To be done ->
Quote the records below in full, exactly as given, with the images taken out.

Data listing ->
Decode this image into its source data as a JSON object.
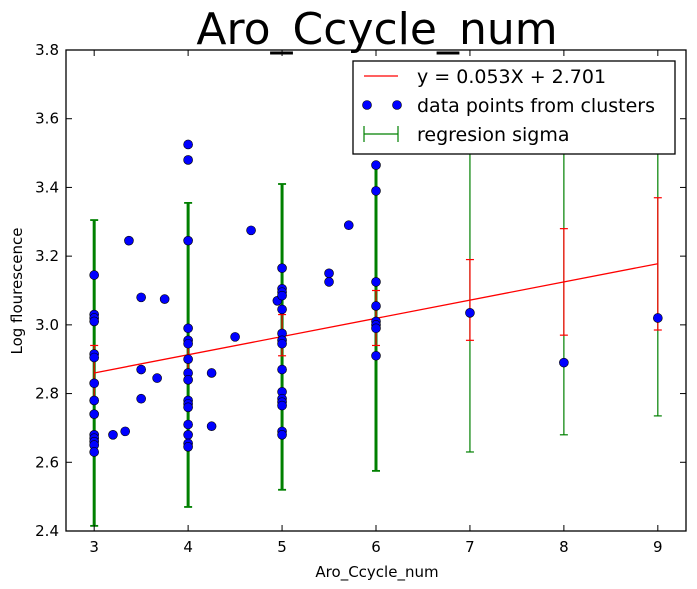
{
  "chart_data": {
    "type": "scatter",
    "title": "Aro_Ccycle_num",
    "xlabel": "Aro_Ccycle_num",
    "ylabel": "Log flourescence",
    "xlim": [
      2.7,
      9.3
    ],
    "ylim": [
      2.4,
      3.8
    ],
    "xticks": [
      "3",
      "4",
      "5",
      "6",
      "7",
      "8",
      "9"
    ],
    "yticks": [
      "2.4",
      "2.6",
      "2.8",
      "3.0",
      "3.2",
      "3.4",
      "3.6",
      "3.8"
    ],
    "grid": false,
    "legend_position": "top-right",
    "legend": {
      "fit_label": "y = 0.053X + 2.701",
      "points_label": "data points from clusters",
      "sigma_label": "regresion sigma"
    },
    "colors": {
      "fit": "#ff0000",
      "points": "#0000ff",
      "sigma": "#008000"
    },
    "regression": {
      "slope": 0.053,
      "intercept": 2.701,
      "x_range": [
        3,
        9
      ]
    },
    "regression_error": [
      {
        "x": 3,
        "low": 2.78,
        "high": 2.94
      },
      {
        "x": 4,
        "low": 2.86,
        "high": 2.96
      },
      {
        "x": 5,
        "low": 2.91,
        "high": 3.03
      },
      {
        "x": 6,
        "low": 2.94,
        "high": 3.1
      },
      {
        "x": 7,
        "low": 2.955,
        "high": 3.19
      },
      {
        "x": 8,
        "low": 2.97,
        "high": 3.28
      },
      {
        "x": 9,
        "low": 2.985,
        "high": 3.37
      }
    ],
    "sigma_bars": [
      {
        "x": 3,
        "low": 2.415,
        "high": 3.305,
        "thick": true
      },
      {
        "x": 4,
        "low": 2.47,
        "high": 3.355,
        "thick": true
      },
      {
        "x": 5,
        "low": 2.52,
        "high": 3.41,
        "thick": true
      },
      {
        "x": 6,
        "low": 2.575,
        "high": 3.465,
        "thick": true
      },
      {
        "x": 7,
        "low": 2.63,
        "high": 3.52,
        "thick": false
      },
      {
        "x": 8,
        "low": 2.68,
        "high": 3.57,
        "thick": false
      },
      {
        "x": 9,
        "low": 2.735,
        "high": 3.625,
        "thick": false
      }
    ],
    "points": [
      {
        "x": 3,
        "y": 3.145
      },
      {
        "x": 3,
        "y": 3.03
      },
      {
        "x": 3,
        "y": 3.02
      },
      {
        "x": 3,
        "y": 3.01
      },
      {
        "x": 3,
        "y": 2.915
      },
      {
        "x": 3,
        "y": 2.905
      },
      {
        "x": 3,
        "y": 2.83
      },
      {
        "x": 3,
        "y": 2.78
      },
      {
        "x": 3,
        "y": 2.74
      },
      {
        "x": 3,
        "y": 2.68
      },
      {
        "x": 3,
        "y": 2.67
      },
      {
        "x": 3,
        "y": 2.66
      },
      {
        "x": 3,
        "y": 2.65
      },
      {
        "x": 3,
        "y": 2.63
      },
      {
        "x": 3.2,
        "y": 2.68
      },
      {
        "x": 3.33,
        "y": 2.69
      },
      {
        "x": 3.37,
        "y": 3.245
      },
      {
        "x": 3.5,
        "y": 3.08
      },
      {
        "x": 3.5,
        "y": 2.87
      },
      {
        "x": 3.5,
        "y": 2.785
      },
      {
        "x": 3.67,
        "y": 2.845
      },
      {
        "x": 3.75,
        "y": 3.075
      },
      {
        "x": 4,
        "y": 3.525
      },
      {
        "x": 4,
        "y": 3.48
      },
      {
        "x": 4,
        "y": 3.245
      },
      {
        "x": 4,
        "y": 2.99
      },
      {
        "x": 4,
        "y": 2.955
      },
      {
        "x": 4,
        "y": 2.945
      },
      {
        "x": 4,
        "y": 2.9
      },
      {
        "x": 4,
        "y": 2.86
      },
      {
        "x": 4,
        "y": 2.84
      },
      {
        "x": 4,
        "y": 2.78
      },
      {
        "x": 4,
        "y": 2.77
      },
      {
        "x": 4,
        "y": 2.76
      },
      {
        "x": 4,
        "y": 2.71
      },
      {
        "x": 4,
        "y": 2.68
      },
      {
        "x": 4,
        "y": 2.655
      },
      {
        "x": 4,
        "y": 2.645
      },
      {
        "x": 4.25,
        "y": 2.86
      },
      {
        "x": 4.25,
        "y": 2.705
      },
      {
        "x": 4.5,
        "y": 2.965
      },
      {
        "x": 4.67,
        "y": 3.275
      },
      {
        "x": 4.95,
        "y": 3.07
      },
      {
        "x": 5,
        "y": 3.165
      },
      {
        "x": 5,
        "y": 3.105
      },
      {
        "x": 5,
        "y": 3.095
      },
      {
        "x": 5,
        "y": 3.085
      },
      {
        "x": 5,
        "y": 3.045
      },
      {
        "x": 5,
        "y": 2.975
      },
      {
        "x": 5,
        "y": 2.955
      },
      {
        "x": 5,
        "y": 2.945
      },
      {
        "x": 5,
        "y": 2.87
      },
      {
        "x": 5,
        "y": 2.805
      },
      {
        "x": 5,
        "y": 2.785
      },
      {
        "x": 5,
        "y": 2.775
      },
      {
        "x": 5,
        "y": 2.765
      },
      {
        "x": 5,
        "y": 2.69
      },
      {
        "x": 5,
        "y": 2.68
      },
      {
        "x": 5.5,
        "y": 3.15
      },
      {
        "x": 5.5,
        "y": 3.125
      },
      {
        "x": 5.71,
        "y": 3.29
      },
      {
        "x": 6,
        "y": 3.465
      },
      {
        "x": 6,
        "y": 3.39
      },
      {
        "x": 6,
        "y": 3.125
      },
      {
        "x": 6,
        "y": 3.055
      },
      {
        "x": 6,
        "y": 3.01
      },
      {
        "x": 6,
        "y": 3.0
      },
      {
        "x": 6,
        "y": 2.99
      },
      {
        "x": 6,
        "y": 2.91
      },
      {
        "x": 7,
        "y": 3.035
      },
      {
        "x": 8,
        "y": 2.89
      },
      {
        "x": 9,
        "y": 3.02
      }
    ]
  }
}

Written answer ->
Decode this image into its source data as a JSON object.
{
  "chart_data": {
    "type": "scatter",
    "title": "Aro_Ccycle_num",
    "xlabel": "Aro_Ccycle_num",
    "ylabel": "Log flourescence",
    "xlim": [
      2.7,
      9.3
    ],
    "ylim": [
      2.4,
      3.8
    ],
    "xticks": [
      "3",
      "4",
      "5",
      "6",
      "7",
      "8",
      "9"
    ],
    "yticks": [
      "2.4",
      "2.6",
      "2.8",
      "3.0",
      "3.2",
      "3.4",
      "3.6",
      "3.8"
    ],
    "grid": false,
    "legend_position": "top-right",
    "legend": {
      "fit_label": "y = 0.053X + 2.701",
      "points_label": "data points from clusters",
      "sigma_label": "regresion sigma"
    },
    "colors": {
      "fit": "#ff0000",
      "points": "#0000ff",
      "sigma": "#008000"
    },
    "regression": {
      "slope": 0.053,
      "intercept": 2.701,
      "x_range": [
        3,
        9
      ]
    },
    "regression_error": [
      {
        "x": 3,
        "low": 2.78,
        "high": 2.94
      },
      {
        "x": 4,
        "low": 2.86,
        "high": 2.96
      },
      {
        "x": 5,
        "low": 2.91,
        "high": 3.03
      },
      {
        "x": 6,
        "low": 2.94,
        "high": 3.1
      },
      {
        "x": 7,
        "low": 2.955,
        "high": 3.19
      },
      {
        "x": 8,
        "low": 2.97,
        "high": 3.28
      },
      {
        "x": 9,
        "low": 2.985,
        "high": 3.37
      }
    ],
    "sigma_bars": [
      {
        "x": 3,
        "low": 2.415,
        "high": 3.305,
        "thick": true
      },
      {
        "x": 4,
        "low": 2.47,
        "high": 3.355,
        "thick": true
      },
      {
        "x": 5,
        "low": 2.52,
        "high": 3.41,
        "thick": true
      },
      {
        "x": 6,
        "low": 2.575,
        "high": 3.465,
        "thick": true
      },
      {
        "x": 7,
        "low": 2.63,
        "high": 3.52,
        "thick": false
      },
      {
        "x": 8,
        "low": 2.68,
        "high": 3.57,
        "thick": false
      },
      {
        "x": 9,
        "low": 2.735,
        "high": 3.625,
        "thick": false
      }
    ],
    "points": [
      {
        "x": 3,
        "y": 3.145
      },
      {
        "x": 3,
        "y": 3.03
      },
      {
        "x": 3,
        "y": 3.02
      },
      {
        "x": 3,
        "y": 3.01
      },
      {
        "x": 3,
        "y": 2.915
      },
      {
        "x": 3,
        "y": 2.905
      },
      {
        "x": 3,
        "y": 2.83
      },
      {
        "x": 3,
        "y": 2.78
      },
      {
        "x": 3,
        "y": 2.74
      },
      {
        "x": 3,
        "y": 2.68
      },
      {
        "x": 3,
        "y": 2.67
      },
      {
        "x": 3,
        "y": 2.66
      },
      {
        "x": 3,
        "y": 2.65
      },
      {
        "x": 3,
        "y": 2.63
      },
      {
        "x": 3.2,
        "y": 2.68
      },
      {
        "x": 3.33,
        "y": 2.69
      },
      {
        "x": 3.37,
        "y": 3.245
      },
      {
        "x": 3.5,
        "y": 3.08
      },
      {
        "x": 3.5,
        "y": 2.87
      },
      {
        "x": 3.5,
        "y": 2.785
      },
      {
        "x": 3.67,
        "y": 2.845
      },
      {
        "x": 3.75,
        "y": 3.075
      },
      {
        "x": 4,
        "y": 3.525
      },
      {
        "x": 4,
        "y": 3.48
      },
      {
        "x": 4,
        "y": 3.245
      },
      {
        "x": 4,
        "y": 2.99
      },
      {
        "x": 4,
        "y": 2.955
      },
      {
        "x": 4,
        "y": 2.945
      },
      {
        "x": 4,
        "y": 2.9
      },
      {
        "x": 4,
        "y": 2.86
      },
      {
        "x": 4,
        "y": 2.84
      },
      {
        "x": 4,
        "y": 2.78
      },
      {
        "x": 4,
        "y": 2.77
      },
      {
        "x": 4,
        "y": 2.76
      },
      {
        "x": 4,
        "y": 2.71
      },
      {
        "x": 4,
        "y": 2.68
      },
      {
        "x": 4,
        "y": 2.655
      },
      {
        "x": 4,
        "y": 2.645
      },
      {
        "x": 4.25,
        "y": 2.86
      },
      {
        "x": 4.25,
        "y": 2.705
      },
      {
        "x": 4.5,
        "y": 2.965
      },
      {
        "x": 4.67,
        "y": 3.275
      },
      {
        "x": 4.95,
        "y": 3.07
      },
      {
        "x": 5,
        "y": 3.165
      },
      {
        "x": 5,
        "y": 3.105
      },
      {
        "x": 5,
        "y": 3.095
      },
      {
        "x": 5,
        "y": 3.085
      },
      {
        "x": 5,
        "y": 3.045
      },
      {
        "x": 5,
        "y": 2.975
      },
      {
        "x": 5,
        "y": 2.955
      },
      {
        "x": 5,
        "y": 2.945
      },
      {
        "x": 5,
        "y": 2.87
      },
      {
        "x": 5,
        "y": 2.805
      },
      {
        "x": 5,
        "y": 2.785
      },
      {
        "x": 5,
        "y": 2.775
      },
      {
        "x": 5,
        "y": 2.765
      },
      {
        "x": 5,
        "y": 2.69
      },
      {
        "x": 5,
        "y": 2.68
      },
      {
        "x": 5.5,
        "y": 3.15
      },
      {
        "x": 5.5,
        "y": 3.125
      },
      {
        "x": 5.71,
        "y": 3.29
      },
      {
        "x": 6,
        "y": 3.465
      },
      {
        "x": 6,
        "y": 3.39
      },
      {
        "x": 6,
        "y": 3.125
      },
      {
        "x": 6,
        "y": 3.055
      },
      {
        "x": 6,
        "y": 3.01
      },
      {
        "x": 6,
        "y": 3.0
      },
      {
        "x": 6,
        "y": 2.99
      },
      {
        "x": 6,
        "y": 2.91
      },
      {
        "x": 7,
        "y": 3.035
      },
      {
        "x": 8,
        "y": 2.89
      },
      {
        "x": 9,
        "y": 3.02
      }
    ]
  }
}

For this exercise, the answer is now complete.